Repeat, without any change, the entries presented below.

*Records supplied*

= = = = =

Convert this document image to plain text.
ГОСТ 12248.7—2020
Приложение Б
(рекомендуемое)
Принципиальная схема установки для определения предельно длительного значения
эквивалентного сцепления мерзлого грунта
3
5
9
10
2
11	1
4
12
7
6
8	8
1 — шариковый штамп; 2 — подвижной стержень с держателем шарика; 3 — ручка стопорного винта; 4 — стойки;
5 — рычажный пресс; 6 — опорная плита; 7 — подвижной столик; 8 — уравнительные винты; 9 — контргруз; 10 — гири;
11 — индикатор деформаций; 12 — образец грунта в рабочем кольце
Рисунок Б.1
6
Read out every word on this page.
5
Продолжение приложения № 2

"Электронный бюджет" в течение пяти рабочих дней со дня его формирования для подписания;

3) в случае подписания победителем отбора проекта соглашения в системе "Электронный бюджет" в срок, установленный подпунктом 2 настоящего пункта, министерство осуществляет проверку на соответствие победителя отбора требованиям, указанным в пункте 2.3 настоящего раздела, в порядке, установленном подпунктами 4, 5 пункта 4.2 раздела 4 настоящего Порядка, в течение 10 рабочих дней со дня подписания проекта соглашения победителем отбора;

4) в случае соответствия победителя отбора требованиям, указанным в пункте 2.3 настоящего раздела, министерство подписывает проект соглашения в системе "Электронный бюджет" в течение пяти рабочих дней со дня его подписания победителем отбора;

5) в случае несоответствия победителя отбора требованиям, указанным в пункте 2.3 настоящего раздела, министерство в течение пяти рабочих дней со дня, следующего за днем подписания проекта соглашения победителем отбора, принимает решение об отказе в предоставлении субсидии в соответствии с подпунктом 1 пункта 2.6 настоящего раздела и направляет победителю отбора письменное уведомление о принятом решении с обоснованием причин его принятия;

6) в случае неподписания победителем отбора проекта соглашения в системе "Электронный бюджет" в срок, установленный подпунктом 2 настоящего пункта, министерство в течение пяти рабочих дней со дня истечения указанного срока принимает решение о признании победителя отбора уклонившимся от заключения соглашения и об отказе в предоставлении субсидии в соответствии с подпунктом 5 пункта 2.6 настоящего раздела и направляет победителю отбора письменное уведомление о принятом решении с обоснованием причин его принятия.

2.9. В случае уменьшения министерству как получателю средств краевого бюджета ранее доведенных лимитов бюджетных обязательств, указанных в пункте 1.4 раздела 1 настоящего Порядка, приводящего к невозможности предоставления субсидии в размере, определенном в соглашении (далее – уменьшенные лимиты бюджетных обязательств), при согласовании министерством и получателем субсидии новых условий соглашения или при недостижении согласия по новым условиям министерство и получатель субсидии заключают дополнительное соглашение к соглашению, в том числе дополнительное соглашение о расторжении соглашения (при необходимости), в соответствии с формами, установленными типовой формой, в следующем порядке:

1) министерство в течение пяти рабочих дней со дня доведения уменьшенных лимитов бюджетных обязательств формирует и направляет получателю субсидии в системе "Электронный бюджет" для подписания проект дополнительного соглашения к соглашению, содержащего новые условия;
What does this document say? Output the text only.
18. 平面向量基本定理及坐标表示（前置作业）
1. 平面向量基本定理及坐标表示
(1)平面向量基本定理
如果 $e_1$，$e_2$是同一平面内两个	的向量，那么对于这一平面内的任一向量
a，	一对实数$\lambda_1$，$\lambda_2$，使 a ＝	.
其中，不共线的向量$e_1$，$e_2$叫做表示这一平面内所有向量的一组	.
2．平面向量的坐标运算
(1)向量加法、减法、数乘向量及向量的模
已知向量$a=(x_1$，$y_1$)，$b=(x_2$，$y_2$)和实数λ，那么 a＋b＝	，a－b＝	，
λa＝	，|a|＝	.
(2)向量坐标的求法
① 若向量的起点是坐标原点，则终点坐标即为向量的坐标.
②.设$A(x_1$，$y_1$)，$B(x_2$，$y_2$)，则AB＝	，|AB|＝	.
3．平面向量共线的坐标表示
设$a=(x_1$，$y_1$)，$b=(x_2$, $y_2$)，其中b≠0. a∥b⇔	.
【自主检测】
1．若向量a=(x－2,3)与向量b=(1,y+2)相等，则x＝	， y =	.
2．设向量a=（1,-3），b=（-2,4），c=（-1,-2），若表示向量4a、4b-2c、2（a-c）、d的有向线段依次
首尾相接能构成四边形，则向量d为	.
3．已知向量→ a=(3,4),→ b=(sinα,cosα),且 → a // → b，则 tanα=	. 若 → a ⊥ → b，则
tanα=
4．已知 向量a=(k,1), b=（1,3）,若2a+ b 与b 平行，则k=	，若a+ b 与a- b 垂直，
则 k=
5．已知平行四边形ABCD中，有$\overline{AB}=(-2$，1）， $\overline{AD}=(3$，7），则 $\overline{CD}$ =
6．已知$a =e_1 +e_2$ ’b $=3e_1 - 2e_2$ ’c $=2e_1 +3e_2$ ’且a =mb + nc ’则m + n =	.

= = = = =

*Correct output*
Convert this document image to plain text.
ГОСТ 12248.7—2020
Приложение Б
(рекомендуемое)
Принципиальная схема установки для определения предельно длительного значения
эквивалентного сцепления мерзлого грунта
3
5
9
10
2
11	1
4
12
7
6
8	8
1 — шариковый штамп; 2 — подвижной стержень с держателем шарика; 3 — ручка стопорного винта; 4 — стойки;
5 — рычажный пресс; 6 — опорная плита; 7 — подвижной столик; 8 — уравнительные винты; 9 — контргруз; 10 — гири;
11 — индикатор деформаций; 12 — образец грунта в рабочем кольце
Рисунок Б.1
6
Read out every word on this page.
5
Продолжение приложения № 2

"Электронный бюджет" в течение пяти рабочих дней со дня его формирования для подписания;

3) в случае подписания победителем отбора проекта соглашения в системе "Электронный бюджет" в срок, установленный подпунктом 2 настоящего пункта, министерство осуществляет проверку на соответствие победителя отбора требованиям, указанным в пункте 2.3 настоящего раздела, в порядке, установленном подпунктами 4, 5 пункта 4.2 раздела 4 настоящего Порядка, в течение 10 рабочих дней со дня подписания проекта соглашения победителем отбора;

4) в случае соответствия победителя отбора требованиям, указанным в пункте 2.3 настоящего раздела, министерство подписывает проект соглашения в системе "Электронный бюджет" в течение пяти рабочих дней со дня его подписания победителем отбора;

5) в случае несоответствия победителя отбора требованиям, указанным в пункте 2.3 настоящего раздела, министерство в течение пяти рабочих дней со дня, следующего за днем подписания проекта соглашения победителем отбора, принимает решение об отказе в предоставлении субсидии в соответствии с подпунктом 1 пункта 2.6 настоящего раздела и направляет победителю отбора письменное уведомление о принятом решении с обоснованием причин его принятия;

6) в случае неподписания победителем отбора проекта соглашения в системе "Электронный бюджет" в срок, установленный подпунктом 2 настоящего пункта, министерство в течение пяти рабочих дней со дня истечения указанного срока принимает решение о признании победителя отбора уклонившимся от заключения соглашения и об отказе в предоставлении субсидии в соответствии с подпунктом 5 пункта 2.6 настоящего раздела и направляет победителю отбора письменное уведомление о принятом решении с обоснованием причин его принятия.

2.9. В случае уменьшения министерству как получателю средств краевого бюджета ранее доведенных лимитов бюджетных обязательств, указанных в пункте 1.4 раздела 1 настоящего Порядка, приводящего к невозможности предоставления субсидии в размере, определенном в соглашении (далее – уменьшенные лимиты бюджетных обязательств), при согласовании министерством и получателем субсидии новых условий соглашения или при недостижении согласия по новым условиям министерство и получатель субсидии заключают дополнительное соглашение к соглашению, в том числе дополнительное соглашение о расторжении соглашения (при необходимости), в соответствии с формами, установленными типовой формой, в следующем порядке:

1) министерство в течение пяти рабочих дней со дня доведения уменьшенных лимитов бюджетных обязательств формирует и направляет получателю субсидии в системе "Электронный бюджет" для подписания проект дополнительного соглашения к соглашению, содержащего новые условия;
What does this document say? Output the text only.
18. 平面向量基本定理及坐标表示（前置作业）
1. 平面向量基本定理及坐标表示
(1)平面向量基本定理
如果 $e_1$，$e_2$是同一平面内两个	的向量，那么对于这一平面内的任一向量
a，	一对实数$\lambda_1$，$\lambda_2$，使 a ＝	.
其中，不共线的向量$e_1$，$e_2$叫做表示这一平面内所有向量的一组	.
2．平面向量的坐标运算
(1)向量加法、减法、数乘向量及向量的模
已知向量$a=(x_1$，$y_1$)，$b=(x_2$，$y_2$)和实数λ，那么 a＋b＝	，a－b＝	，
λa＝	，|a|＝	.
(2)向量坐标的求法
① 若向量的起点是坐标原点，则终点坐标即为向量的坐标.
②.设$A(x_1$，$y_1$)，$B(x_2$，$y_2$)，则AB＝	，|AB|＝	.
3．平面向量共线的坐标表示
设$a=(x_1$，$y_1$)，$b=(x_2$, $y_2$)，其中b≠0. a∥b⇔	.
【自主检测】
1．若向量a=(x－2,3)与向量b=(1,y+2)相等，则x＝	， y =	.
2．设向量a=（1,-3），b=（-2,4），c=（-1,-2），若表示向量4a、4b-2c、2（a-c）、d的有向线段依次
首尾相接能构成四边形，则向量d为	.
3．已知向量→ a=(3,4),→ b=(sinα,cosα),且 → a // → b，则 tanα=	. 若 → a ⊥ → b，则
tanα=
4．已知 向量a=(k,1), b=（1,3）,若2a+ b 与b 平行，则k=	，若a+ b 与a- b 垂直，
则 k=
5．已知平行四边形ABCD中，有$\overline{AB}=(-2$，1）， $\overline{AD}=(3$，7），则 $\overline{CD}$ =
6．已知$a =e_1 +e_2$ ’b $=3e_1 - 2e_2$ ’c $=2e_1 +3e_2$ ’且a =mb + nc ’则m + n =	.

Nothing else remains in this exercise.